WHAT THIS TASK INVOLVES: Give the data below again exactly as it stands. Omit the pictures.

-- begin INPUT ROWS --

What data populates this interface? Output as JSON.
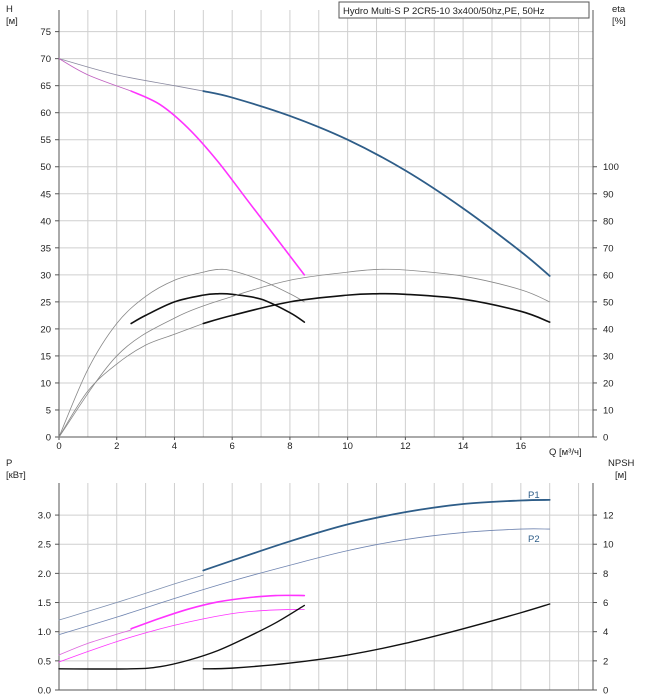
{
  "chart_data": [
    {
      "type": "line",
      "title": "Hydro Multi-S P 2CR5-10 3x400/50hz,PE, 50Hz",
      "xlabel": "Q [м³/ч]",
      "ylabel_left": "H",
      "ylabel_left_unit": "[м]",
      "ylabel_right": "eta",
      "ylabel_right_unit": "[%]",
      "xlim": [
        0,
        18.5
      ],
      "ylim_left": [
        0,
        79
      ],
      "ylim_right": [
        0,
        158
      ],
      "x_ticks": [
        0,
        2,
        4,
        6,
        8,
        10,
        12,
        14,
        16
      ],
      "x_tick_labels": [
        "0",
        "2",
        "4",
        "6",
        "8",
        "10",
        "12",
        "14",
        "16"
      ],
      "y_left_ticks": [
        0,
        5,
        10,
        15,
        20,
        25,
        30,
        35,
        40,
        45,
        50,
        55,
        60,
        65,
        70,
        75
      ],
      "y_left_tick_labels": [
        "0",
        "5",
        "10",
        "15",
        "20",
        "25",
        "30",
        "35",
        "40",
        "45",
        "50",
        "55",
        "60",
        "65",
        "70",
        "75"
      ],
      "y_right_ticks": [
        0,
        10,
        20,
        30,
        40,
        50,
        60,
        70,
        80,
        90,
        100
      ],
      "y_right_tick_labels": [
        "0",
        "10",
        "20",
        "30",
        "40",
        "50",
        "60",
        "70",
        "80",
        "90",
        "100"
      ],
      "series": [
        {
          "name": "H thin",
          "axis": "left",
          "color": "#8a8aa0",
          "width": 0.8,
          "x": [
            0,
            2,
            4,
            5
          ],
          "y": [
            70,
            67,
            65,
            64
          ]
        },
        {
          "name": "H",
          "axis": "left",
          "color": "#2e5d88",
          "width": 1.8,
          "x": [
            5,
            6,
            8,
            10,
            12,
            14,
            16,
            17
          ],
          "y": [
            64,
            62.8,
            59.4,
            55,
            49.3,
            42.3,
            34.3,
            29.8
          ]
        },
        {
          "name": "H thin partial",
          "axis": "left",
          "color": "#c060c0",
          "width": 0.8,
          "x": [
            0,
            1,
            2.5
          ],
          "y": [
            70,
            67,
            64
          ]
        },
        {
          "name": "H partial",
          "axis": "left",
          "color": "#ff33ff",
          "width": 1.6,
          "x": [
            2.5,
            3.5,
            4.5,
            5.5,
            6.5,
            7.5,
            8.5
          ],
          "y": [
            64,
            61.5,
            57,
            51,
            44,
            37,
            30
          ]
        },
        {
          "name": "eta thin 1",
          "axis": "right",
          "color": "#888888",
          "width": 0.8,
          "x": [
            0,
            1,
            2,
            3,
            4,
            5,
            5.5,
            6,
            7,
            8,
            8.5
          ],
          "y": [
            0,
            25,
            42,
            52,
            58,
            61,
            62,
            61.5,
            58,
            53,
            50
          ]
        },
        {
          "name": "eta 1",
          "axis": "right",
          "color": "#111111",
          "width": 1.6,
          "x": [
            2.5,
            3,
            4,
            5,
            5.5,
            6,
            7,
            8,
            8.5
          ],
          "y": [
            42,
            45,
            50,
            52.5,
            53,
            52.8,
            51,
            46,
            42.5
          ]
        },
        {
          "name": "eta thin 2",
          "axis": "right",
          "color": "#888888",
          "width": 0.8,
          "x": [
            0,
            2,
            4,
            6,
            8,
            10,
            11,
            12,
            14,
            16,
            17
          ],
          "y": [
            0,
            30,
            44,
            52,
            58,
            61,
            62,
            61.8,
            59.5,
            54.5,
            50
          ]
        },
        {
          "name": "eta thin 3",
          "axis": "right",
          "color": "#888888",
          "width": 0.8,
          "x": [
            0,
            1,
            2,
            3,
            4,
            5
          ],
          "y": [
            0,
            17,
            27,
            34,
            38,
            42
          ]
        },
        {
          "name": "eta 2",
          "axis": "right",
          "color": "#111111",
          "width": 1.6,
          "x": [
            5,
            6,
            8,
            10,
            11,
            12,
            14,
            16,
            17
          ],
          "y": [
            42,
            45,
            50,
            52.5,
            53,
            52.8,
            51,
            46.5,
            42.5
          ]
        }
      ]
    },
    {
      "type": "line",
      "xlabel": "",
      "ylabel_left": "P",
      "ylabel_left_unit": "[кВт]",
      "ylabel_right": "NPSH",
      "ylabel_right_unit": "[м]",
      "xlim": [
        0,
        18.5
      ],
      "ylim_left": [
        0,
        3.55
      ],
      "ylim_right": [
        0,
        14.2
      ],
      "y_left_ticks": [
        0,
        0.5,
        1.0,
        1.5,
        2.0,
        2.5,
        3.0
      ],
      "y_left_tick_labels": [
        "0.0",
        "0.5",
        "1.0",
        "1.5",
        "2.0",
        "2.5",
        "3.0"
      ],
      "y_right_ticks": [
        0,
        2,
        4,
        6,
        8,
        10,
        12
      ],
      "y_right_tick_labels": [
        "0",
        "2",
        "4",
        "6",
        "8",
        "10",
        "12"
      ],
      "series": [
        {
          "name": "P1 thin",
          "axis": "left",
          "color": "#7d8fb0",
          "width": 0.8,
          "x": [
            0,
            2,
            4,
            5
          ],
          "y": [
            1.2,
            1.5,
            1.82,
            1.97
          ]
        },
        {
          "name": "P1",
          "axis": "left",
          "color": "#2e5d88",
          "width": 1.8,
          "label": "P1",
          "x": [
            5,
            6,
            8,
            10,
            12,
            14,
            16,
            17
          ],
          "y": [
            2.05,
            2.22,
            2.55,
            2.84,
            3.05,
            3.19,
            3.25,
            3.26
          ]
        },
        {
          "name": "P2",
          "axis": "left",
          "color": "#6f84b0",
          "width": 0.8,
          "label": "P2",
          "x": [
            0,
            2,
            4,
            6,
            8,
            10,
            12,
            14,
            16,
            17
          ],
          "y": [
            0.95,
            1.25,
            1.57,
            1.87,
            2.14,
            2.39,
            2.58,
            2.7,
            2.76,
            2.76
          ]
        },
        {
          "name": "P1 partial thin",
          "axis": "left",
          "color": "#dd66dd",
          "width": 0.8,
          "x": [
            0,
            1,
            2.5
          ],
          "y": [
            0.6,
            0.8,
            1.03
          ]
        },
        {
          "name": "P1 partial",
          "axis": "left",
          "color": "#ff33ff",
          "width": 1.6,
          "x": [
            2.5,
            3.5,
            4.5,
            5.5,
            6.5,
            7.5,
            8.5
          ],
          "y": [
            1.05,
            1.23,
            1.39,
            1.51,
            1.58,
            1.62,
            1.62
          ]
        },
        {
          "name": "P2 partial",
          "axis": "left",
          "color": "#ff33ff",
          "width": 0.8,
          "x": [
            0,
            1,
            2,
            3,
            4,
            5,
            6,
            7,
            8,
            8.5
          ],
          "y": [
            0.48,
            0.66,
            0.83,
            0.98,
            1.11,
            1.22,
            1.31,
            1.36,
            1.38,
            1.38
          ]
        },
        {
          "name": "NPSH 1",
          "axis": "right",
          "color": "#111111",
          "width": 1.4,
          "x": [
            0,
            2.5,
            3.5,
            4.5,
            5.5,
            6.5,
            7.5,
            8.5
          ],
          "y": [
            1.45,
            1.45,
            1.6,
            2.05,
            2.7,
            3.6,
            4.6,
            5.8
          ]
        },
        {
          "name": "NPSH 2",
          "axis": "right",
          "color": "#111111",
          "width": 1.4,
          "x": [
            5,
            6,
            8,
            10,
            12,
            14,
            16,
            17
          ],
          "y": [
            1.45,
            1.5,
            1.85,
            2.4,
            3.2,
            4.2,
            5.3,
            5.9
          ]
        }
      ]
    }
  ]
}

-- end INPUT ROWS --

REPLY:
What data populates this interface? Output as JSON.
{
  "chart_data": [
    {
      "type": "line",
      "title": "Hydro Multi-S P 2CR5-10 3x400/50hz,PE, 50Hz",
      "xlabel": "Q [м³/ч]",
      "ylabel_left": "H",
      "ylabel_left_unit": "[м]",
      "ylabel_right": "eta",
      "ylabel_right_unit": "[%]",
      "xlim": [
        0,
        18.5
      ],
      "ylim_left": [
        0,
        79
      ],
      "ylim_right": [
        0,
        158
      ],
      "x_ticks": [
        0,
        2,
        4,
        6,
        8,
        10,
        12,
        14,
        16
      ],
      "x_tick_labels": [
        "0",
        "2",
        "4",
        "6",
        "8",
        "10",
        "12",
        "14",
        "16"
      ],
      "y_left_ticks": [
        0,
        5,
        10,
        15,
        20,
        25,
        30,
        35,
        40,
        45,
        50,
        55,
        60,
        65,
        70,
        75
      ],
      "y_left_tick_labels": [
        "0",
        "5",
        "10",
        "15",
        "20",
        "25",
        "30",
        "35",
        "40",
        "45",
        "50",
        "55",
        "60",
        "65",
        "70",
        "75"
      ],
      "y_right_ticks": [
        0,
        10,
        20,
        30,
        40,
        50,
        60,
        70,
        80,
        90,
        100
      ],
      "y_right_tick_labels": [
        "0",
        "10",
        "20",
        "30",
        "40",
        "50",
        "60",
        "70",
        "80",
        "90",
        "100"
      ],
      "series": [
        {
          "name": "H thin",
          "axis": "left",
          "color": "#8a8aa0",
          "width": 0.8,
          "x": [
            0,
            2,
            4,
            5
          ],
          "y": [
            70,
            67,
            65,
            64
          ]
        },
        {
          "name": "H",
          "axis": "left",
          "color": "#2e5d88",
          "width": 1.8,
          "x": [
            5,
            6,
            8,
            10,
            12,
            14,
            16,
            17
          ],
          "y": [
            64,
            62.8,
            59.4,
            55,
            49.3,
            42.3,
            34.3,
            29.8
          ]
        },
        {
          "name": "H thin partial",
          "axis": "left",
          "color": "#c060c0",
          "width": 0.8,
          "x": [
            0,
            1,
            2.5
          ],
          "y": [
            70,
            67,
            64
          ]
        },
        {
          "name": "H partial",
          "axis": "left",
          "color": "#ff33ff",
          "width": 1.6,
          "x": [
            2.5,
            3.5,
            4.5,
            5.5,
            6.5,
            7.5,
            8.5
          ],
          "y": [
            64,
            61.5,
            57,
            51,
            44,
            37,
            30
          ]
        },
        {
          "name": "eta thin 1",
          "axis": "right",
          "color": "#888888",
          "width": 0.8,
          "x": [
            0,
            1,
            2,
            3,
            4,
            5,
            5.5,
            6,
            7,
            8,
            8.5
          ],
          "y": [
            0,
            25,
            42,
            52,
            58,
            61,
            62,
            61.5,
            58,
            53,
            50
          ]
        },
        {
          "name": "eta 1",
          "axis": "right",
          "color": "#111111",
          "width": 1.6,
          "x": [
            2.5,
            3,
            4,
            5,
            5.5,
            6,
            7,
            8,
            8.5
          ],
          "y": [
            42,
            45,
            50,
            52.5,
            53,
            52.8,
            51,
            46,
            42.5
          ]
        },
        {
          "name": "eta thin 2",
          "axis": "right",
          "color": "#888888",
          "width": 0.8,
          "x": [
            0,
            2,
            4,
            6,
            8,
            10,
            11,
            12,
            14,
            16,
            17
          ],
          "y": [
            0,
            30,
            44,
            52,
            58,
            61,
            62,
            61.8,
            59.5,
            54.5,
            50
          ]
        },
        {
          "name": "eta thin 3",
          "axis": "right",
          "color": "#888888",
          "width": 0.8,
          "x": [
            0,
            1,
            2,
            3,
            4,
            5
          ],
          "y": [
            0,
            17,
            27,
            34,
            38,
            42
          ]
        },
        {
          "name": "eta 2",
          "axis": "right",
          "color": "#111111",
          "width": 1.6,
          "x": [
            5,
            6,
            8,
            10,
            11,
            12,
            14,
            16,
            17
          ],
          "y": [
            42,
            45,
            50,
            52.5,
            53,
            52.8,
            51,
            46.5,
            42.5
          ]
        }
      ]
    },
    {
      "type": "line",
      "xlabel": "",
      "ylabel_left": "P",
      "ylabel_left_unit": "[кВт]",
      "ylabel_right": "NPSH",
      "ylabel_right_unit": "[м]",
      "xlim": [
        0,
        18.5
      ],
      "ylim_left": [
        0,
        3.55
      ],
      "ylim_right": [
        0,
        14.2
      ],
      "y_left_ticks": [
        0,
        0.5,
        1.0,
        1.5,
        2.0,
        2.5,
        3.0
      ],
      "y_left_tick_labels": [
        "0.0",
        "0.5",
        "1.0",
        "1.5",
        "2.0",
        "2.5",
        "3.0"
      ],
      "y_right_ticks": [
        0,
        2,
        4,
        6,
        8,
        10,
        12
      ],
      "y_right_tick_labels": [
        "0",
        "2",
        "4",
        "6",
        "8",
        "10",
        "12"
      ],
      "series": [
        {
          "name": "P1 thin",
          "axis": "left",
          "color": "#7d8fb0",
          "width": 0.8,
          "x": [
            0,
            2,
            4,
            5
          ],
          "y": [
            1.2,
            1.5,
            1.82,
            1.97
          ]
        },
        {
          "name": "P1",
          "axis": "left",
          "color": "#2e5d88",
          "width": 1.8,
          "label": "P1",
          "x": [
            5,
            6,
            8,
            10,
            12,
            14,
            16,
            17
          ],
          "y": [
            2.05,
            2.22,
            2.55,
            2.84,
            3.05,
            3.19,
            3.25,
            3.26
          ]
        },
        {
          "name": "P2",
          "axis": "left",
          "color": "#6f84b0",
          "width": 0.8,
          "label": "P2",
          "x": [
            0,
            2,
            4,
            6,
            8,
            10,
            12,
            14,
            16,
            17
          ],
          "y": [
            0.95,
            1.25,
            1.57,
            1.87,
            2.14,
            2.39,
            2.58,
            2.7,
            2.76,
            2.76
          ]
        },
        {
          "name": "P1 partial thin",
          "axis": "left",
          "color": "#dd66dd",
          "width": 0.8,
          "x": [
            0,
            1,
            2.5
          ],
          "y": [
            0.6,
            0.8,
            1.03
          ]
        },
        {
          "name": "P1 partial",
          "axis": "left",
          "color": "#ff33ff",
          "width": 1.6,
          "x": [
            2.5,
            3.5,
            4.5,
            5.5,
            6.5,
            7.5,
            8.5
          ],
          "y": [
            1.05,
            1.23,
            1.39,
            1.51,
            1.58,
            1.62,
            1.62
          ]
        },
        {
          "name": "P2 partial",
          "axis": "left",
          "color": "#ff33ff",
          "width": 0.8,
          "x": [
            0,
            1,
            2,
            3,
            4,
            5,
            6,
            7,
            8,
            8.5
          ],
          "y": [
            0.48,
            0.66,
            0.83,
            0.98,
            1.11,
            1.22,
            1.31,
            1.36,
            1.38,
            1.38
          ]
        },
        {
          "name": "NPSH 1",
          "axis": "right",
          "color": "#111111",
          "width": 1.4,
          "x": [
            0,
            2.5,
            3.5,
            4.5,
            5.5,
            6.5,
            7.5,
            8.5
          ],
          "y": [
            1.45,
            1.45,
            1.6,
            2.05,
            2.7,
            3.6,
            4.6,
            5.8
          ]
        },
        {
          "name": "NPSH 2",
          "axis": "right",
          "color": "#111111",
          "width": 1.4,
          "x": [
            5,
            6,
            8,
            10,
            12,
            14,
            16,
            17
          ],
          "y": [
            1.45,
            1.5,
            1.85,
            2.4,
            3.2,
            4.2,
            5.3,
            5.9
          ]
        }
      ]
    }
  ]
}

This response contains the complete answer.